What the task asks:
Filter the records for lines holding the string "metric".

☆ ☆ ☆ ☆ ☆

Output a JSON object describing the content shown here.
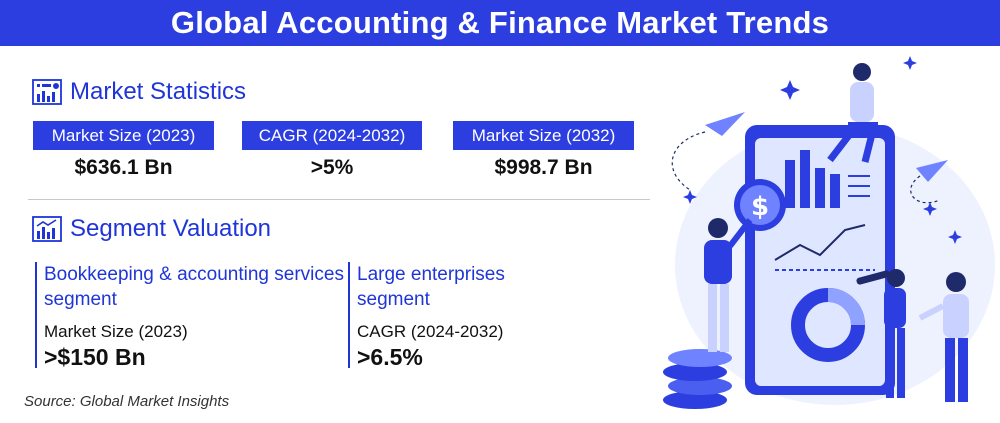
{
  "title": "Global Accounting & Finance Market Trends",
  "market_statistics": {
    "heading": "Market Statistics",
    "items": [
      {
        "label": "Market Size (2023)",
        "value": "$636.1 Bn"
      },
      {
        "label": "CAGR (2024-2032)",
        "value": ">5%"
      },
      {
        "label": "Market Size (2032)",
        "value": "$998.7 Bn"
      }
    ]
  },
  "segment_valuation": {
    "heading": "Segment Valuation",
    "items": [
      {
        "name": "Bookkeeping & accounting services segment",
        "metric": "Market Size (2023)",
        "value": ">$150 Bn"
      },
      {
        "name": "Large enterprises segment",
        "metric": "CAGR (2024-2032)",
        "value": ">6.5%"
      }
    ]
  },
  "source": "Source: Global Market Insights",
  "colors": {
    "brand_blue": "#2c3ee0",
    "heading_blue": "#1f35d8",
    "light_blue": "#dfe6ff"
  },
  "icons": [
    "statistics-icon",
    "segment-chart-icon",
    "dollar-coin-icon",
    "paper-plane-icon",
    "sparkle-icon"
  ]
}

☆ ☆ ☆ ☆ ☆

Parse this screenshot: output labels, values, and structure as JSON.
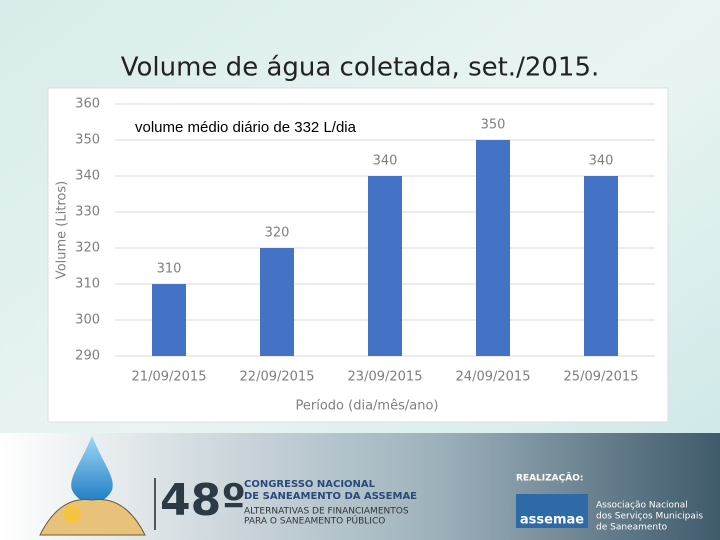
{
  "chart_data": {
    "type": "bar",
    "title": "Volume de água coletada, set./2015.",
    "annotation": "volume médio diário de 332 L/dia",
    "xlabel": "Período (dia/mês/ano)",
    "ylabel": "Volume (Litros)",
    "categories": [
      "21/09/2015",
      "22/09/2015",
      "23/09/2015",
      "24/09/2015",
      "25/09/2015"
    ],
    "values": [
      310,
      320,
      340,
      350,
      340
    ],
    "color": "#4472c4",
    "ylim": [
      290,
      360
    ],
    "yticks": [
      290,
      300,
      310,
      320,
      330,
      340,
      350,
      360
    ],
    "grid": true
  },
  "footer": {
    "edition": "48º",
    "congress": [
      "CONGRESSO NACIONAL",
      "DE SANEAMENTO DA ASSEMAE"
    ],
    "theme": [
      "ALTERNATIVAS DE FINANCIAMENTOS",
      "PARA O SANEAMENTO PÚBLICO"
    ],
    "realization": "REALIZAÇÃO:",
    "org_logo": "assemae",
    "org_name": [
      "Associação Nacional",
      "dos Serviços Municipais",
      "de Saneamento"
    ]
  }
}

☆ ☆ ☆ ☆ ☆

Solution below:
        "metric": "Market Size (2023)",
        "metric": "CAGR (2024-2032)",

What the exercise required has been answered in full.